→ **DIRECTIVE**:
Find and copy lines holding "ruler".
---*---
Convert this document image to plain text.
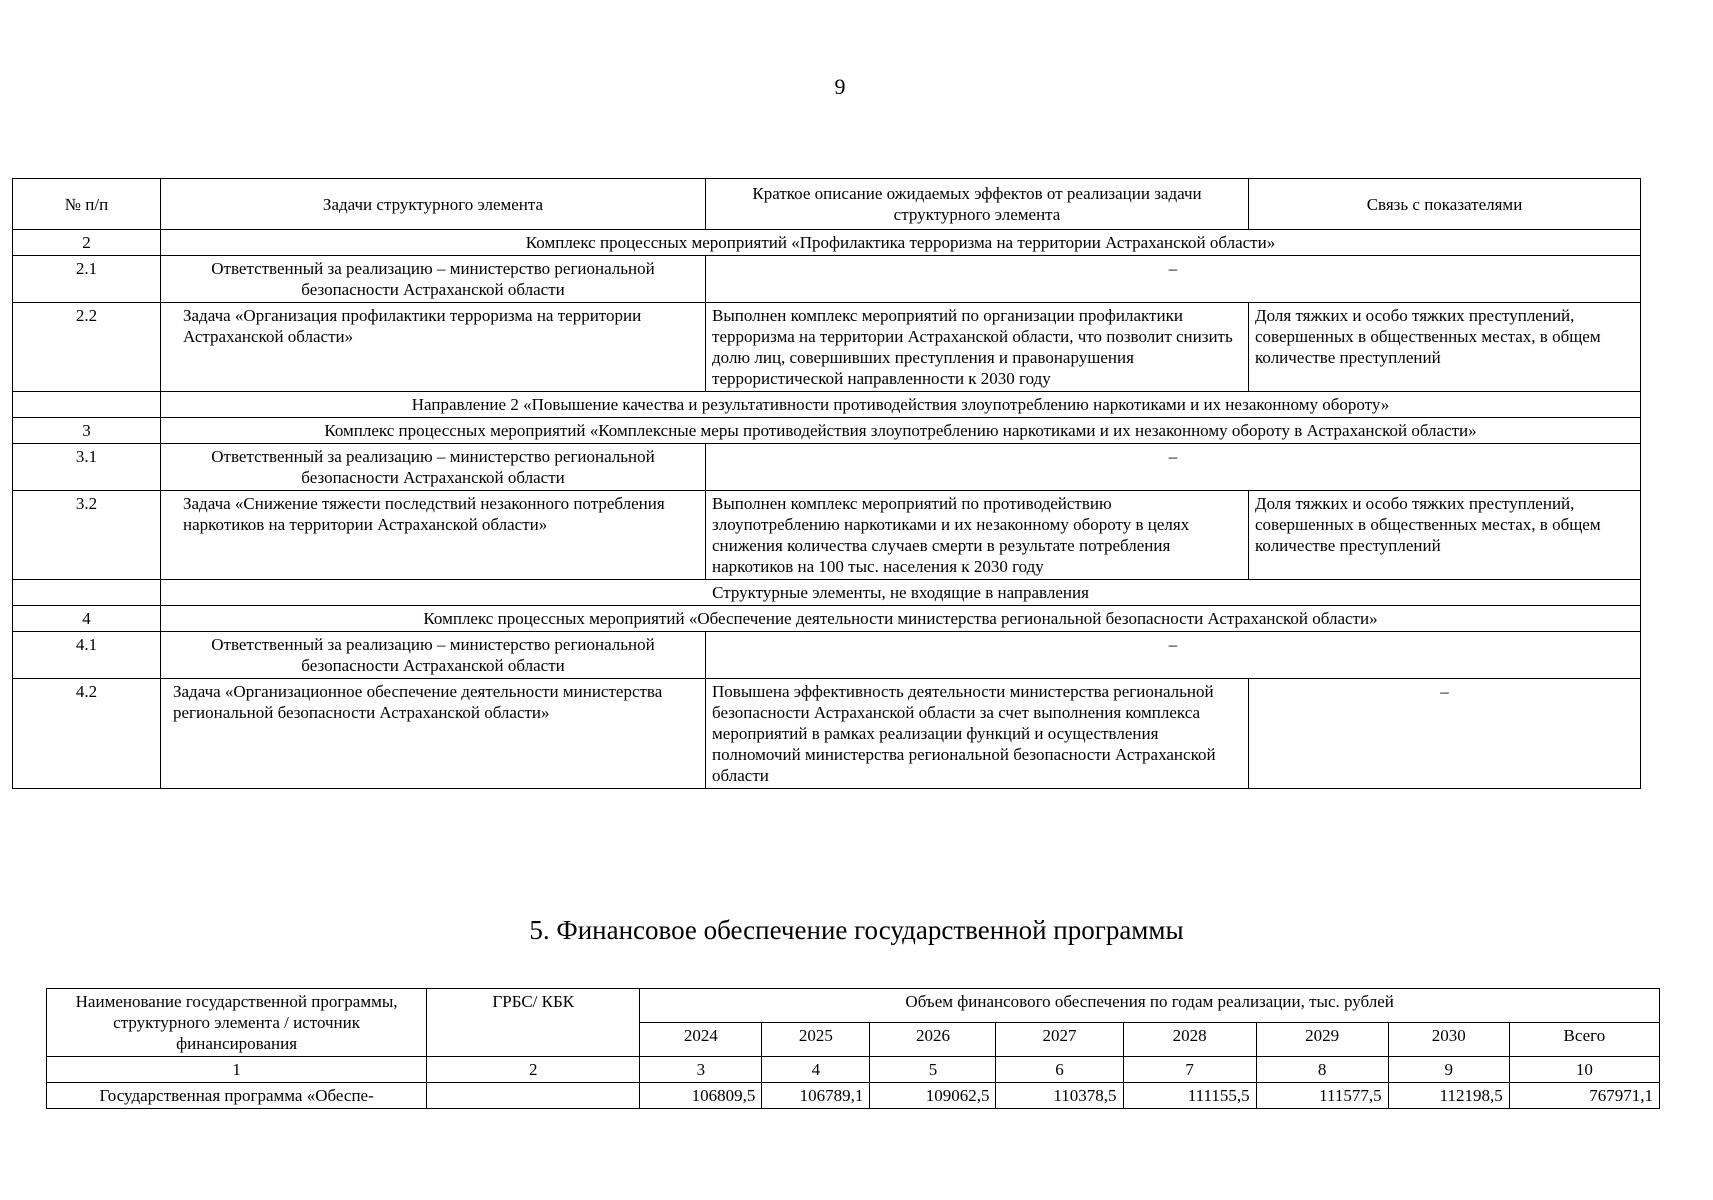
9
№ п/п	Задачи структурного элемента	Краткое описание ожидаемых эффектов от реализации задачи структурного элемента	Связь с показателями
2	Комплекс процессных мероприятий «Профилактика терроризма на территории Астраханской области»		
2.1	Ответственный за реализацию – министерство региональной безопасности Астраханской области	–	
2.2	Задача «Организация профилактики терроризма на территории Астраханской области»	Выполнен комплекс мероприятий по организации профилактики терроризма на территории Астраханской области, что позволит снизить долю лиц, совершивших преступления и правонарушения террористической направленности к 2030 году	Доля тяжких и особо тяжких преступлений, совершенных в общественных местах, в общем количестве преступлений
	Направление 2 «Повышение качества и результативности противодействия злоупотреблению наркотиками и их незаконному обороту»		
3	Комплекс процессных мероприятий «Комплексные меры противодействия злоупотреблению наркотиками и их незаконному обороту в Астраханской области»		
3.1	Ответственный за реализацию – министерство региональной безопасности Астраханской области	–	
3.2	Задача «Снижение тяжести последствий незаконного потребления наркотиков на территории Астраханской области»	Выполнен комплекс мероприятий по противодействию злоупотреблению наркотиками и их незаконному обороту в целях снижения количества случаев смерти в результате потребления наркотиков на 100 тыс. населения к 2030 году	Доля тяжких и особо тяжких преступлений, совершенных в общественных местах, в общем количестве преступлений
	Структурные элементы, не входящие в направления		
4	Комплекс процессных мероприятий «Обеспечение деятельности министерства региональной безопасности Астраханской области»		
4.1	Ответственный за реализацию – министерство региональной безопасности Астраханской области	–	
4.2	Задача «Организационное обеспечение деятельности министерства региональной безопасности Астраханской области»	Повышена эффективность деятельности министерства региональной безопасности Астраханской области за счет выполнения комплекса мероприятий в рамках реализации функций и осуществления полномочий министерства региональной безопасности Астраханской области	–
5. Финансовое обеспечение государственной программы
Наименование государственной программы, структурного элемента / источник финансирования	ГРБС/ КБК	Объем финансового обеспечения по годам реализации, тыс. рублей							
		2024	2025	2026	2027	2028	2029	2030	Всего
1	2	3	4	5	6	7	8	9	10
Государственная программа «Обеспе-		106809,5	106789,1	109062,5	110378,5	111155,5	111577,5	112198,5	767971,1
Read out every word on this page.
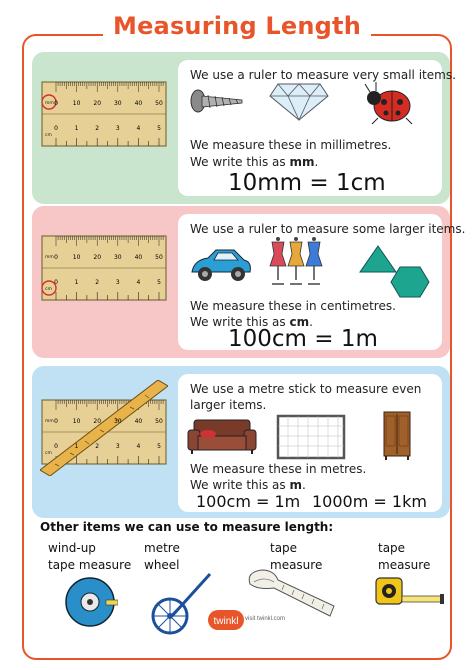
Measuring Length
mm
cm
0 10 20 30 40 50
0	1	2	3	4	5
We use a ruler to measure very small items.
We measure these in millimetres.
We write this as mm.
10mm = 1cm
mm
cm
0 10 20 30 40 50
0	1	2	3	4	5
We use a ruler to measure some larger items.
We measure these in centimetres.
We write this as cm.
100cm = 1m
mm
cm
0 10 20 30 40 50
0	1	2	3	4	5
We use a metre stick to measure even
larger items.
We measure these in metres.
We write this as m.
100cm = 1m 1000m = 1km
Other items we can use to measure length:
wind-up
tape measure
metre
wheel
tape
measure
tape
measure
twinkl visit twinkl.com
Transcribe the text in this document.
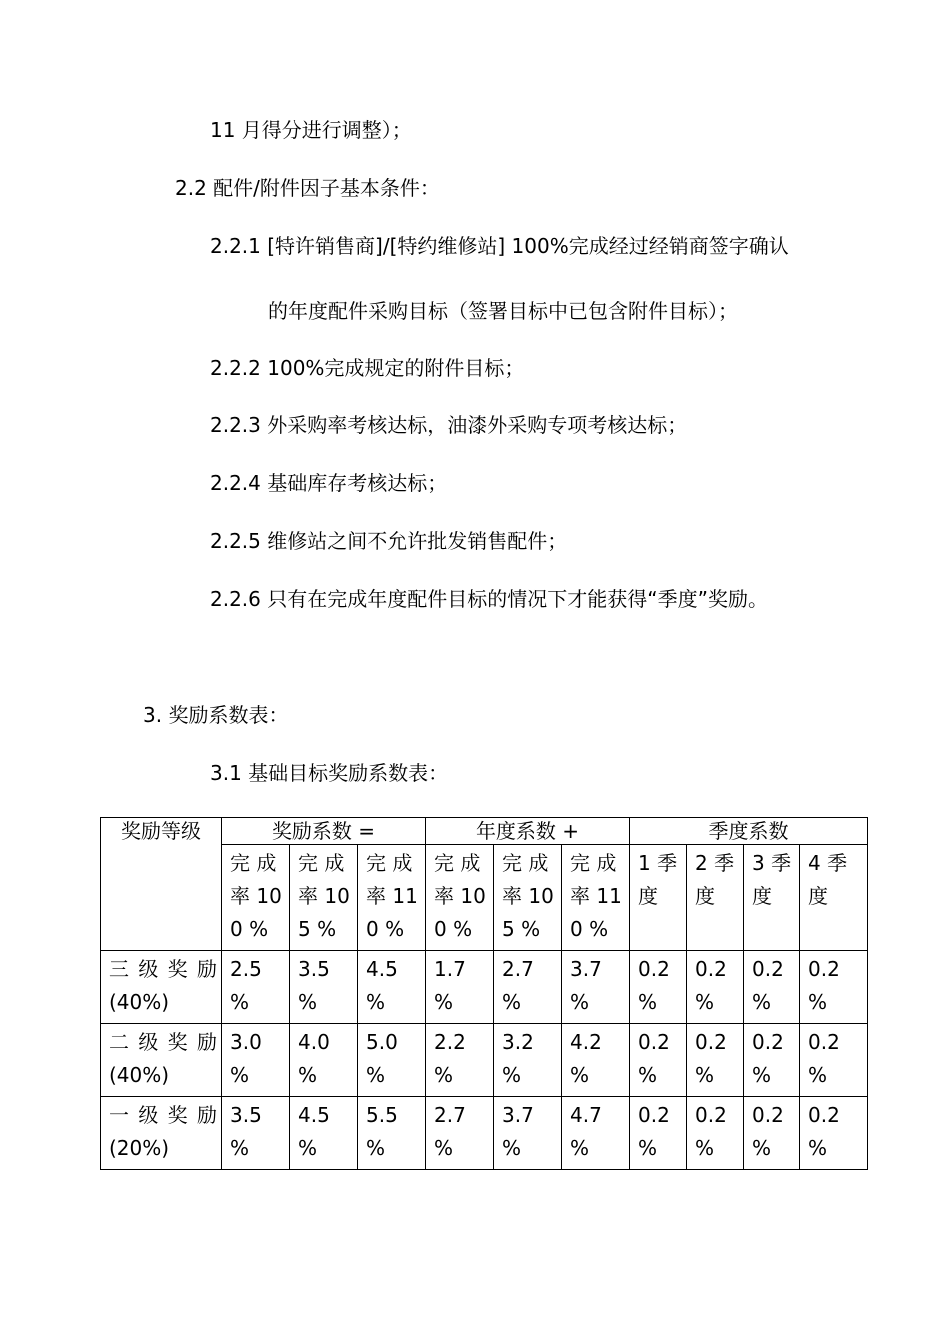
11 月得分进行调整）；
2.2 配件/附件因子基本条件：
2.2.1 [特许销售商]/[特约维修站] 100%完成经过经销商签字确认
的年度配件采购目标（签署目标中已包含附件目标）；
2.2.2 100%完成规定的附件目标；
2.2.3 外采购率考核达标，油漆外采购专项考核达标；
2.2.4 基础库存考核达标；
2.2.5 维修站之间不允许批发销售配件；
2.2.6 只有在完成年度配件目标的情况下才能获得“季度”奖励。
3. 奖励系数表：
3.1 基础目标奖励系数表：
奖励等级	奖励系数 =			年度系数 +			季度系数			
	完 成 率 100 %	完 成 率 105 %	完 成 率 110 %	完 成 率 100 %	完 成 率 105 %	完 成 率 110 %	1 季 度	2 季 度	3 季 度	4 季 度
三 级 奖 励 (40%)	2.5 %	3.5 %	4.5 %	1.7 %	2.7 %	3.7 %	0.2 %	0.2 %	0.2 %	0.2 %
二 级 奖 励 (40%)	3.0 %	4.0 %	5.0 %	2.2 %	3.2 %	4.2 %	0.2 %	0.2 %	0.2 %	0.2 %
一 级 奖 励 (20%)	3.5 %	4.5 %	5.5 %	2.7 %	3.7 %	4.7 %	0.2 %	0.2 %	0.2 %	0.2 %
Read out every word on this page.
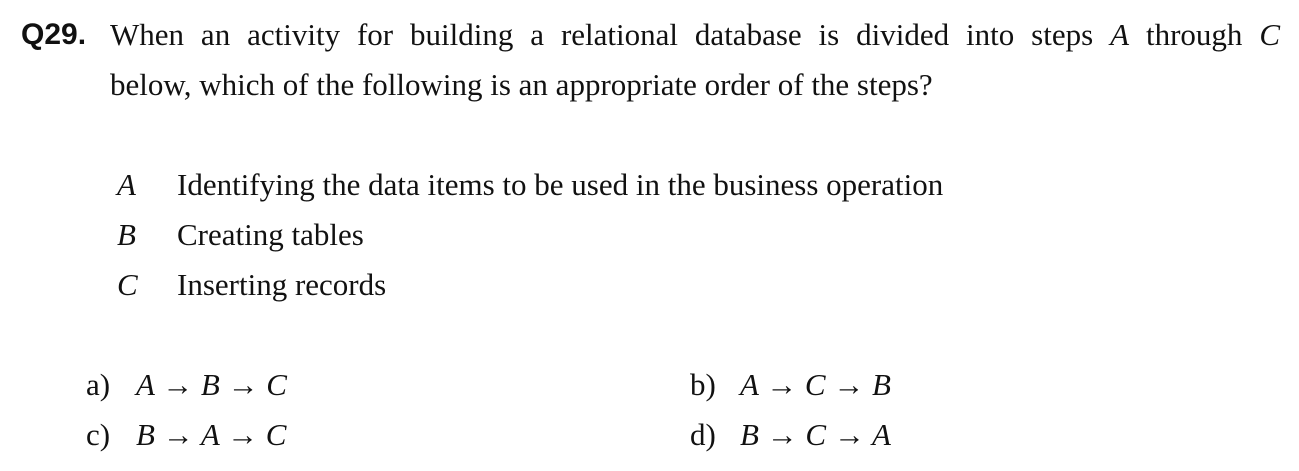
Q29. When an activity for building a relational database is divided into steps A through C
below, which of the following is an appropriate order of the steps?
A Identifying the data items to be used in the business operation
B Creating tables
C Inserting records
a) A → B → C	b) A → C → B
c) B → A → C	d) B → C → A
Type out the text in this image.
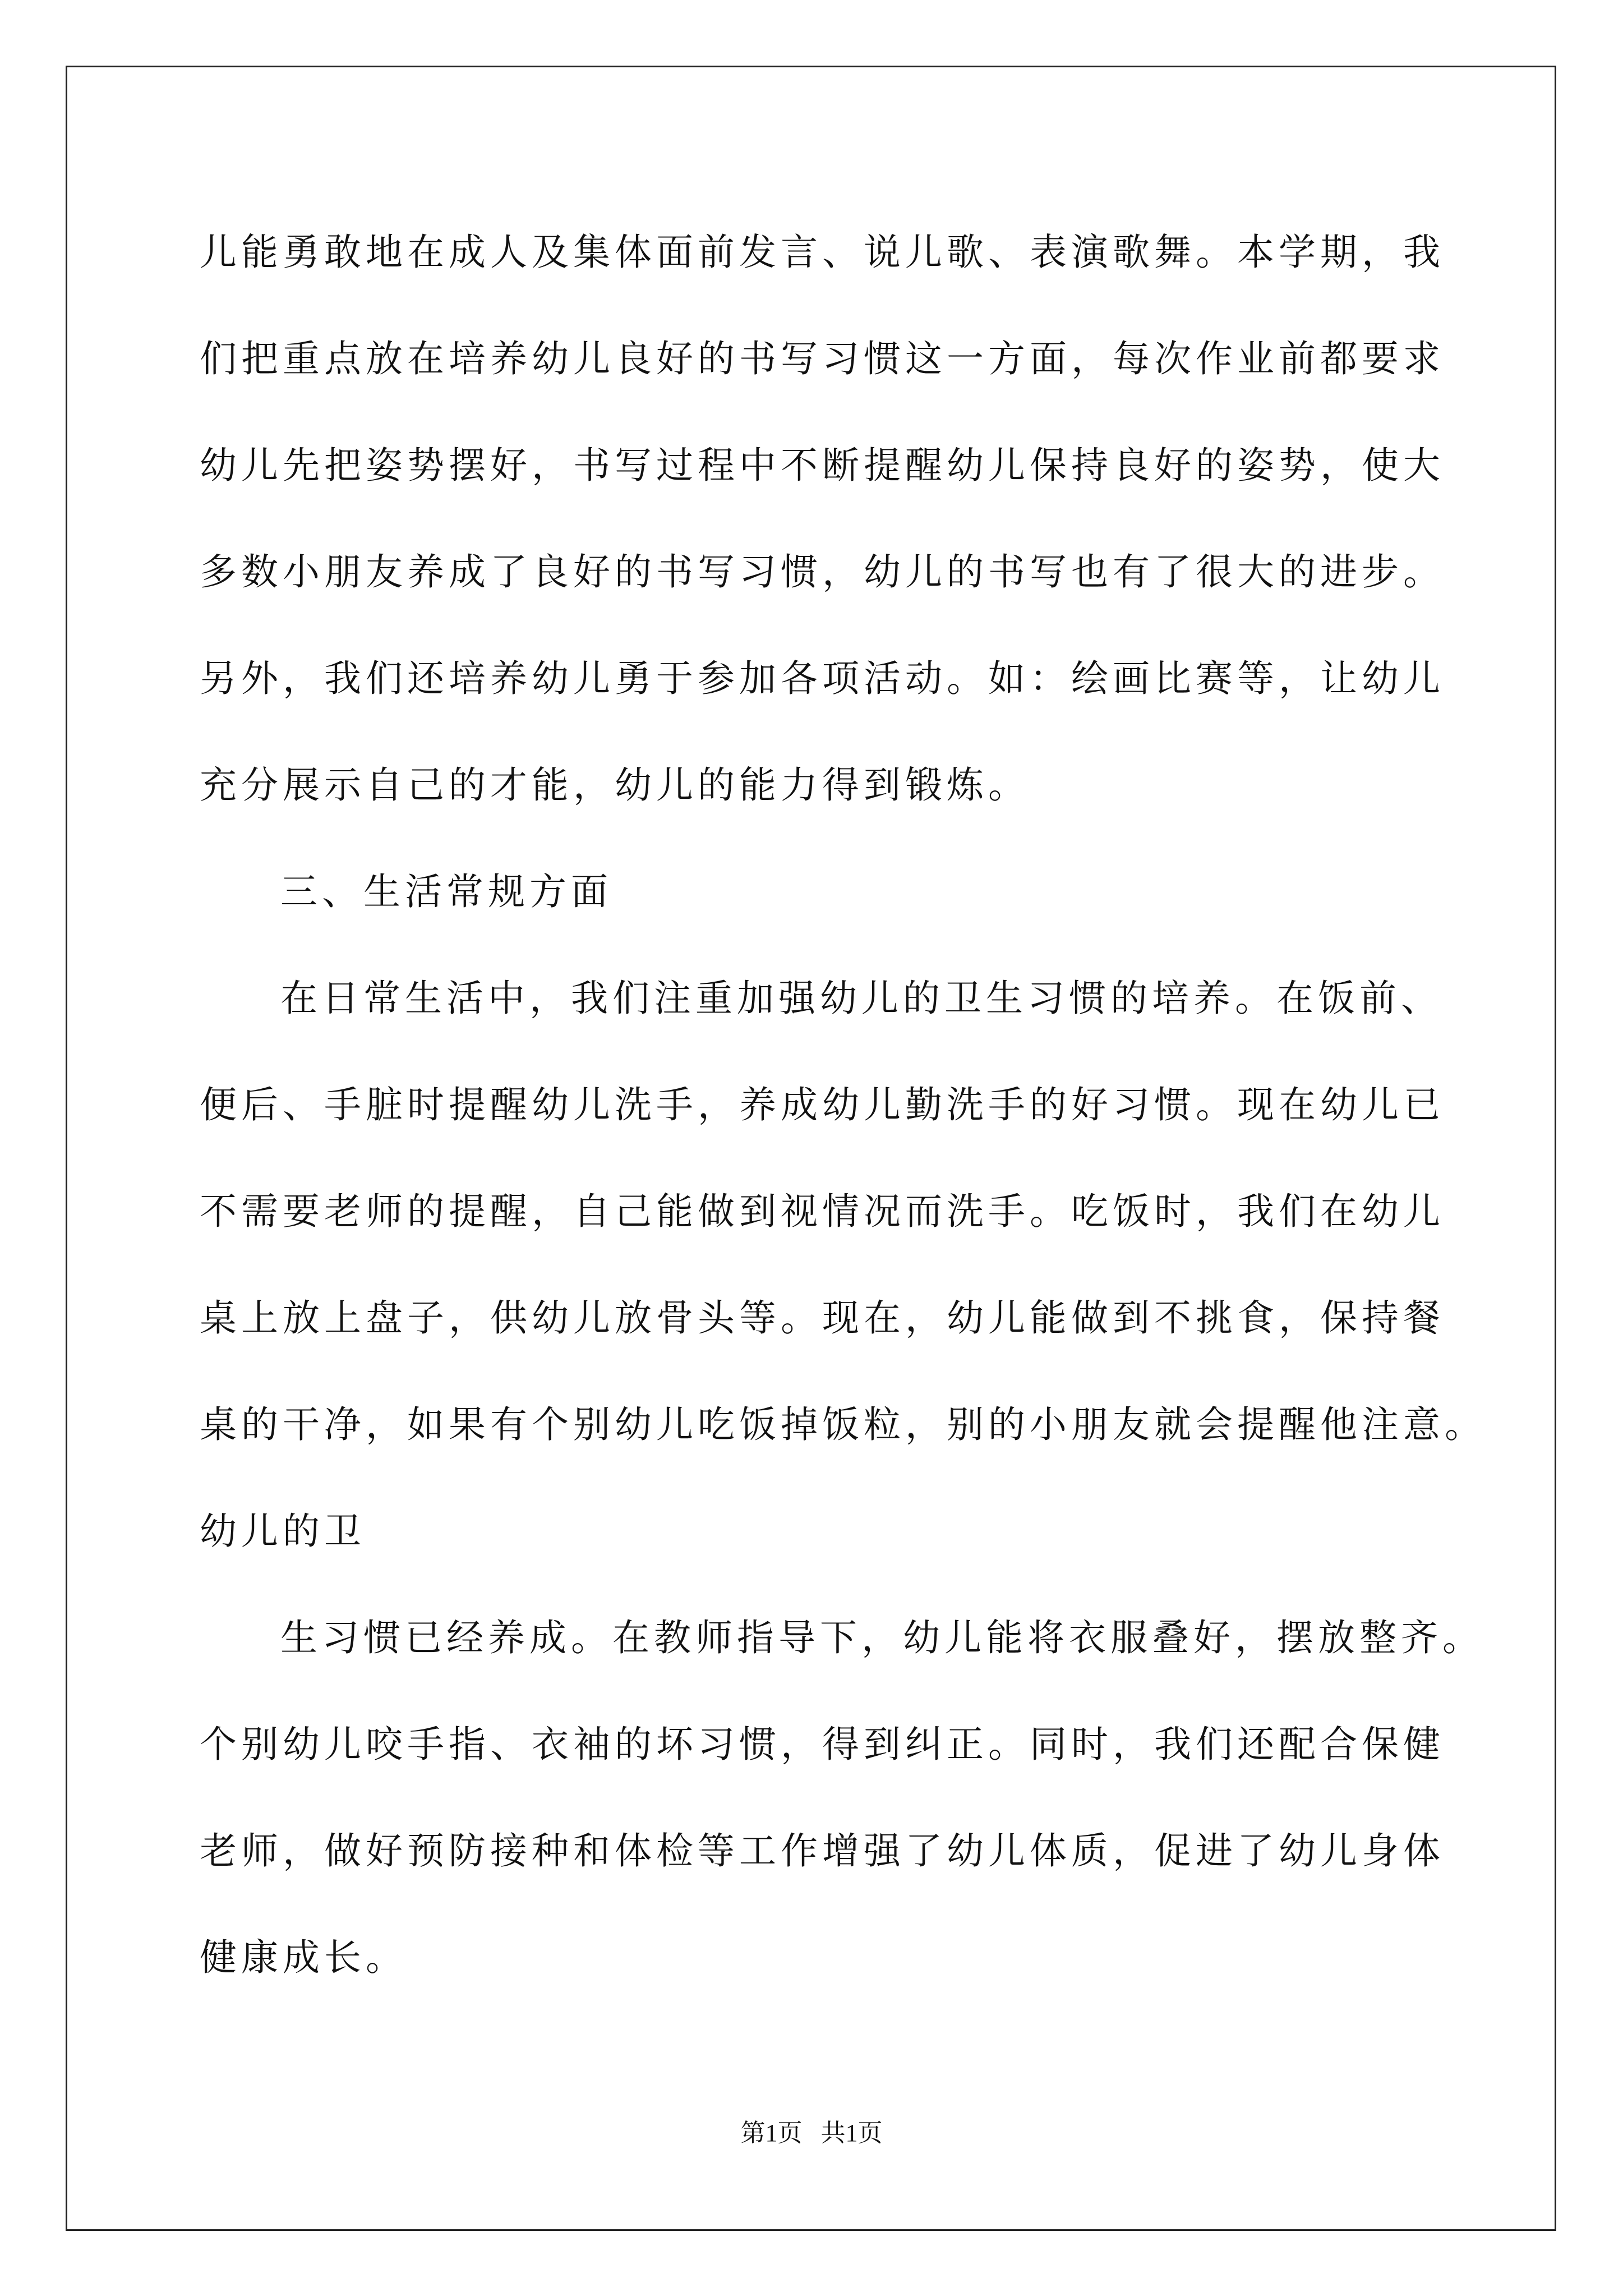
儿能勇敢地在成人及集体面前发言、说儿歌、表演歌舞。本学期，我
们把重点放在培养幼儿良好的书写习惯这一方面，每次作业前都要求
幼儿先把姿势摆好，书写过程中不断提醒幼儿保持良好的姿势，使大
多数小朋友养成了良好的书写习惯，幼儿的书写也有了很大的进步。
另外，我们还培养幼儿勇于参加各项活动。如：绘画比赛等，让幼儿
充分展示自己的才能，幼儿的能力得到锻炼。
三、生活常规方面
在日常生活中，我们注重加强幼儿的卫生习惯的培养。在饭前、
便后、手脏时提醒幼儿洗手，养成幼儿勤洗手的好习惯。现在幼儿已
不需要老师的提醒，自己能做到视情况而洗手。吃饭时，我们在幼儿
桌上放上盘子，供幼儿放骨头等。现在，幼儿能做到不挑食，保持餐
桌的干净，如果有个别幼儿吃饭掉饭粒，别的小朋友就会提醒他注意。
幼儿的卫
生习惯已经养成。在教师指导下，幼儿能将衣服叠好，摆放整齐。
个别幼儿咬手指、衣袖的坏习惯，得到纠正。同时，我们还配合保健
老师，做好预防接种和体检等工作增强了幼儿体质，促进了幼儿身体
健康成长。
第1页   共1页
---*---
→ **TASK RESPONSE**:
We use a ruler to measure very small items.
We use a ruler to measure some larger items.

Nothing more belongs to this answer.